## Problem
All of the data below should be written out exactly.

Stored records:
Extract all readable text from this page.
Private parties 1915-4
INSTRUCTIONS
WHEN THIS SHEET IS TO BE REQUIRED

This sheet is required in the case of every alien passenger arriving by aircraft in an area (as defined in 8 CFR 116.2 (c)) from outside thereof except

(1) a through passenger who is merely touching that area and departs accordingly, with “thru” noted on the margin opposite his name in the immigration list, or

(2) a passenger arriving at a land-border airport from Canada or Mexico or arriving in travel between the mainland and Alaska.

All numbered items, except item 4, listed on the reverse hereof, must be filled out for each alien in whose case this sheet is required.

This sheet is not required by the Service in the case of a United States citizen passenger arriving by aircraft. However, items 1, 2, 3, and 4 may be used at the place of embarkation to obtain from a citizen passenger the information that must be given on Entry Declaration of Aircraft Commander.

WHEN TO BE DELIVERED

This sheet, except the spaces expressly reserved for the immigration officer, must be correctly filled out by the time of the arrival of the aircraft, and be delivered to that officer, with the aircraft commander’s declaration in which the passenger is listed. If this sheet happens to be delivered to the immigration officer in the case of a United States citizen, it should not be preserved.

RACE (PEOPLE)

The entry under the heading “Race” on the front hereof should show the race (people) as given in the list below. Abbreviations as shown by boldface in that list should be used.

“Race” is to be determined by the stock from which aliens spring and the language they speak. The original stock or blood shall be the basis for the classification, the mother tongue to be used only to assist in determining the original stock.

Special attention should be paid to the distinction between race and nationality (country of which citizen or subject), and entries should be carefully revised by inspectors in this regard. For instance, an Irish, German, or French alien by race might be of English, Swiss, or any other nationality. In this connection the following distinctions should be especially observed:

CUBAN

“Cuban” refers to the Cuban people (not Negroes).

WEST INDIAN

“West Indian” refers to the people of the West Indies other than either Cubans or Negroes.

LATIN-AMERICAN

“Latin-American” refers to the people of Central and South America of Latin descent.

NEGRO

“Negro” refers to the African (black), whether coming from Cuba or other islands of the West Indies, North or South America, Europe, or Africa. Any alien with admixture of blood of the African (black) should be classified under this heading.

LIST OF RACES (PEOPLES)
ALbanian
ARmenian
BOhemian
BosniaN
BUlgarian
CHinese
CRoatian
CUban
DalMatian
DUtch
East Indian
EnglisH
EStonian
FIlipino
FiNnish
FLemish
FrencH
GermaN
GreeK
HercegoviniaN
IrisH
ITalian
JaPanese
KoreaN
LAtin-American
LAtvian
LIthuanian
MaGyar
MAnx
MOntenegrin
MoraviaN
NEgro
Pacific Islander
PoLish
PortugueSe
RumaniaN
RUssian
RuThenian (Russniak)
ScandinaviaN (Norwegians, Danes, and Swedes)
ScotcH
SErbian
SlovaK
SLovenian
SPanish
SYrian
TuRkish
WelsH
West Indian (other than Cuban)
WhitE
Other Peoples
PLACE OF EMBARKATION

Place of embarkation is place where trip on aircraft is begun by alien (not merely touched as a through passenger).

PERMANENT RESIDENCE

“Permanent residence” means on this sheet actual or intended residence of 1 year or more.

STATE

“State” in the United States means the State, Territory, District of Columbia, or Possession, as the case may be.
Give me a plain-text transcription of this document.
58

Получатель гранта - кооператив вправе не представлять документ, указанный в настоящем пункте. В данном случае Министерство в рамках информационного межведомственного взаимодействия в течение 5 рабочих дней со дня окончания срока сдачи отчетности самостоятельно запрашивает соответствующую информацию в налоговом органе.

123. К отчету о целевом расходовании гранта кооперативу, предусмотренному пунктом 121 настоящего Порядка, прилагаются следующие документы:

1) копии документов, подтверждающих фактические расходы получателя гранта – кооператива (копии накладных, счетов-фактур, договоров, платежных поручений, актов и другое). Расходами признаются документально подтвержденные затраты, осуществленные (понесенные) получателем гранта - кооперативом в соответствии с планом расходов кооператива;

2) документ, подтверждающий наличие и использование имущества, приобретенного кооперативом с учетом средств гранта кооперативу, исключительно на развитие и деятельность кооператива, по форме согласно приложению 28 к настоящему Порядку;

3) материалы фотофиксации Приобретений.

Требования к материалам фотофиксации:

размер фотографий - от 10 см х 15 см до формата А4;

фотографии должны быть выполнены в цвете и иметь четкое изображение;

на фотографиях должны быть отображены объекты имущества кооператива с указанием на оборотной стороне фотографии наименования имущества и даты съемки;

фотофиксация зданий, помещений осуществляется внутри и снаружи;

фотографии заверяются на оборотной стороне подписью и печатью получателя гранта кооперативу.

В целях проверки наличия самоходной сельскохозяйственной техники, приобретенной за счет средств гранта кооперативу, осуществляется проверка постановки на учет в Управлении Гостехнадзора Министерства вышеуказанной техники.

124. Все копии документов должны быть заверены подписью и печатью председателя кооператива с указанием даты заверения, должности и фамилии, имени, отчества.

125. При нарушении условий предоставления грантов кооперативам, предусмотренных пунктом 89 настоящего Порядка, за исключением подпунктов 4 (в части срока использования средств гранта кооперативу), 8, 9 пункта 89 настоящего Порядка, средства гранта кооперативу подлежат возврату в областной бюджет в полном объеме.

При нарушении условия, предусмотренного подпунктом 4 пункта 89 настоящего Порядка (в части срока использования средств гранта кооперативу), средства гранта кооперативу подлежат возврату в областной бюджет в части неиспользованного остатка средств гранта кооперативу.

## Worked solution
Extract all readable text from this page.
Private parties 1915-4
INSTRUCTIONS
WHEN THIS SHEET IS TO BE REQUIRED

This sheet is required in the case of every alien passenger arriving by aircraft in an area (as defined in 8 CFR 116.2 (c)) from outside thereof except

(1) a through passenger who is merely touching that area and departs accordingly, with “thru” noted on the margin opposite his name in the immigration list, or

(2) a passenger arriving at a land-border airport from Canada or Mexico or arriving in travel between the mainland and Alaska.

All numbered items, except item 4, listed on the reverse hereof, must be filled out for each alien in whose case this sheet is required.

This sheet is not required by the Service in the case of a United States citizen passenger arriving by aircraft. However, items 1, 2, 3, and 4 may be used at the place of embarkation to obtain from a citizen passenger the information that must be given on Entry Declaration of Aircraft Commander.

WHEN TO BE DELIVERED

This sheet, except the spaces expressly reserved for the immigration officer, must be correctly filled out by the time of the arrival of the aircraft, and be delivered to that officer, with the aircraft commander’s declaration in which the passenger is listed. If this sheet happens to be delivered to the immigration officer in the case of a United States citizen, it should not be preserved.

RACE (PEOPLE)

The entry under the heading “Race” on the front hereof should show the race (people) as given in the list below. Abbreviations as shown by boldface in that list should be used.

“Race” is to be determined by the stock from which aliens spring and the language they speak. The original stock or blood shall be the basis for the classification, the mother tongue to be used only to assist in determining the original stock.

Special attention should be paid to the distinction between race and nationality (country of which citizen or subject), and entries should be carefully revised by inspectors in this regard. For instance, an Irish, German, or French alien by race might be of English, Swiss, or any other nationality. In this connection the following distinctions should be especially observed:

CUBAN

“Cuban” refers to the Cuban people (not Negroes).

WEST INDIAN

“West Indian” refers to the people of the West Indies other than either Cubans or Negroes.

LATIN-AMERICAN

“Latin-American” refers to the people of Central and South America of Latin descent.

NEGRO

“Negro” refers to the African (black), whether coming from Cuba or other islands of the West Indies, North or South America, Europe, or Africa. Any alien with admixture of blood of the African (black) should be classified under this heading.

LIST OF RACES (PEOPLES)
ALbanian
ARmenian
BOhemian
BosniaN
BUlgarian
CHinese
CRoatian
CUban
DalMatian
DUtch
East Indian
EnglisH
EStonian
FIlipino
FiNnish
FLemish
FrencH
GermaN
GreeK
HercegoviniaN
IrisH
ITalian
JaPanese
KoreaN
LAtin-American
LAtvian
LIthuanian
MaGyar
MAnx
MOntenegrin
MoraviaN
NEgro
Pacific Islander
PoLish
PortugueSe
RumaniaN
RUssian
RuThenian (Russniak)
ScandinaviaN (Norwegians, Danes, and Swedes)
ScotcH
SErbian
SlovaK
SLovenian
SPanish
SYrian
TuRkish
WelsH
West Indian (other than Cuban)
WhitE
Other Peoples
PLACE OF EMBARKATION

Place of embarkation is place where trip on aircraft is begun by alien (not merely touched as a through passenger).

PERMANENT RESIDENCE

“Permanent residence” means on this sheet actual or intended residence of 1 year or more.

STATE

“State” in the United States means the State, Territory, District of Columbia, or Possession, as the case may be.
Give me a plain-text transcription of this document.
58

Получатель гранта - кооператив вправе не представлять документ, указанный в настоящем пункте. В данном случае Министерство в рамках информационного межведомственного взаимодействия в течение 5 рабочих дней со дня окончания срока сдачи отчетности самостоятельно запрашивает соответствующую информацию в налоговом органе.

123. К отчету о целевом расходовании гранта кооперативу, предусмотренному пунктом 121 настоящего Порядка, прилагаются следующие документы:

1) копии документов, подтверждающих фактические расходы получателя гранта – кооператива (копии накладных, счетов-фактур, договоров, платежных поручений, актов и другое). Расходами признаются документально подтвержденные затраты, осуществленные (понесенные) получателем гранта - кооперативом в соответствии с планом расходов кооператива;

2) документ, подтверждающий наличие и использование имущества, приобретенного кооперативом с учетом средств гранта кооперативу, исключительно на развитие и деятельность кооператива, по форме согласно приложению 28 к настоящему Порядку;

3) материалы фотофиксации Приобретений.

Требования к материалам фотофиксации:

размер фотографий - от 10 см х 15 см до формата А4;

фотографии должны быть выполнены в цвете и иметь четкое изображение;

на фотографиях должны быть отображены объекты имущества кооператива с указанием на оборотной стороне фотографии наименования имущества и даты съемки;

фотофиксация зданий, помещений осуществляется внутри и снаружи;

фотографии заверяются на оборотной стороне подписью и печатью получателя гранта кооперативу.

В целях проверки наличия самоходной сельскохозяйственной техники, приобретенной за счет средств гранта кооперативу, осуществляется проверка постановки на учет в Управлении Гостехнадзора Министерства вышеуказанной техники.

124. Все копии документов должны быть заверены подписью и печатью председателя кооператива с указанием даты заверения, должности и фамилии, имени, отчества.

125. При нарушении условий предоставления грантов кооперативам, предусмотренных пунктом 89 настоящего Порядка, за исключением подпунктов 4 (в части срока использования средств гранта кооперативу), 8, 9 пункта 89 настоящего Порядка, средства гранта кооперативу подлежат возврату в областной бюджет в полном объеме.

При нарушении условия, предусмотренного подпунктом 4 пункта 89 настоящего Порядка (в части срока использования средств гранта кооперативу), средства гранта кооперативу подлежат возврату в областной бюджет в части неиспользованного остатка средств гранта кооперативу.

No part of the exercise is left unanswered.